─── Records for the task

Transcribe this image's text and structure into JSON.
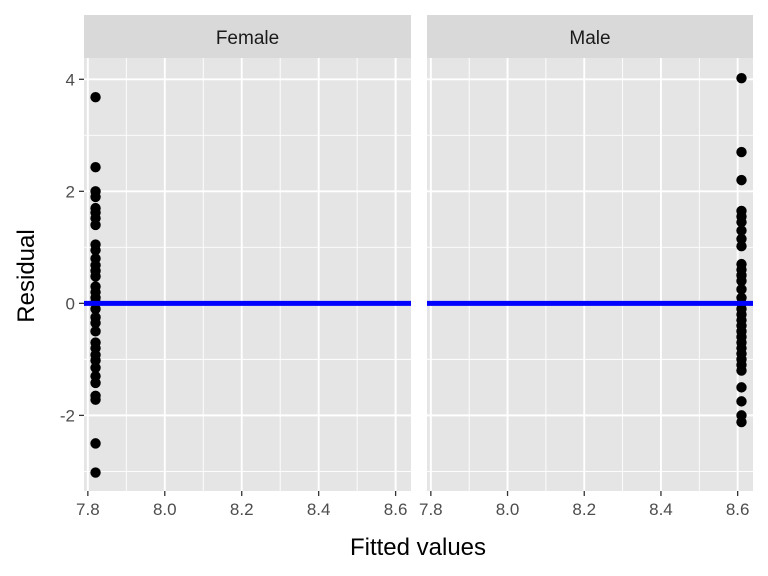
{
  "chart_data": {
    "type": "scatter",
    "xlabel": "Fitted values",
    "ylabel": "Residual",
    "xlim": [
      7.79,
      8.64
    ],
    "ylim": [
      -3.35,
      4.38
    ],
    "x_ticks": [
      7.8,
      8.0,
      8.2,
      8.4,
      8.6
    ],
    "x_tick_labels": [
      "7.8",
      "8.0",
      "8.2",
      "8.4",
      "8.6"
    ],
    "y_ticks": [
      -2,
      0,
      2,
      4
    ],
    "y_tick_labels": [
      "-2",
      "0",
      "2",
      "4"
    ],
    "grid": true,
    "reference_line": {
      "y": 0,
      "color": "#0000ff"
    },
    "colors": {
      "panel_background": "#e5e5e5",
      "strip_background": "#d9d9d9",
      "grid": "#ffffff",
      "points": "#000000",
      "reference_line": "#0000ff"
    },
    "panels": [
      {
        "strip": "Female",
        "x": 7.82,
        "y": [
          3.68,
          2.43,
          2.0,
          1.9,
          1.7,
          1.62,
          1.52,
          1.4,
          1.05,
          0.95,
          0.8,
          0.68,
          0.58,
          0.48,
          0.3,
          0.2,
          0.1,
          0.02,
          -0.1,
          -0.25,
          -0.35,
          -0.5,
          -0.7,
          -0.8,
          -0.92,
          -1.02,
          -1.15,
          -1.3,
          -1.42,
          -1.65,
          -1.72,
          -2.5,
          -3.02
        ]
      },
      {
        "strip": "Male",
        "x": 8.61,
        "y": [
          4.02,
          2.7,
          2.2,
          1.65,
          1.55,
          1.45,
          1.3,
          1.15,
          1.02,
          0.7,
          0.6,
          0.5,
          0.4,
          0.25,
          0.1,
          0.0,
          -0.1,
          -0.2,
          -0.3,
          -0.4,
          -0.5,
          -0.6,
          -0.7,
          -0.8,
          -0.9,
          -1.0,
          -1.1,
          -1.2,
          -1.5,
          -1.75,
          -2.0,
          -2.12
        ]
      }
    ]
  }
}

──────

**Exercise task:** Output all of the records exactly as they appear above, but not the pictures.

**The solution:**
Transcribe this image's text and structure into JSON.
{
  "chart_data": {
    "type": "scatter",
    "xlabel": "Fitted values",
    "ylabel": "Residual",
    "xlim": [
      7.79,
      8.64
    ],
    "ylim": [
      -3.35,
      4.38
    ],
    "x_ticks": [
      7.8,
      8.0,
      8.2,
      8.4,
      8.6
    ],
    "x_tick_labels": [
      "7.8",
      "8.0",
      "8.2",
      "8.4",
      "8.6"
    ],
    "y_ticks": [
      -2,
      0,
      2,
      4
    ],
    "y_tick_labels": [
      "-2",
      "0",
      "2",
      "4"
    ],
    "grid": true,
    "reference_line": {
      "y": 0,
      "color": "#0000ff"
    },
    "colors": {
      "panel_background": "#e5e5e5",
      "strip_background": "#d9d9d9",
      "grid": "#ffffff",
      "points": "#000000",
      "reference_line": "#0000ff"
    },
    "panels": [
      {
        "strip": "Female",
        "x": 7.82,
        "y": [
          3.68,
          2.43,
          2.0,
          1.9,
          1.7,
          1.62,
          1.52,
          1.4,
          1.05,
          0.95,
          0.8,
          0.68,
          0.58,
          0.48,
          0.3,
          0.2,
          0.1,
          0.02,
          -0.1,
          -0.25,
          -0.35,
          -0.5,
          -0.7,
          -0.8,
          -0.92,
          -1.02,
          -1.15,
          -1.3,
          -1.42,
          -1.65,
          -1.72,
          -2.5,
          -3.02
        ]
      },
      {
        "strip": "Male",
        "x": 8.61,
        "y": [
          4.02,
          2.7,
          2.2,
          1.65,
          1.55,
          1.45,
          1.3,
          1.15,
          1.02,
          0.7,
          0.6,
          0.5,
          0.4,
          0.25,
          0.1,
          0.0,
          -0.1,
          -0.2,
          -0.3,
          -0.4,
          -0.5,
          -0.6,
          -0.7,
          -0.8,
          -0.9,
          -1.0,
          -1.1,
          -1.2,
          -1.5,
          -1.75,
          -2.0,
          -2.12
        ]
      }
    ]
  }
}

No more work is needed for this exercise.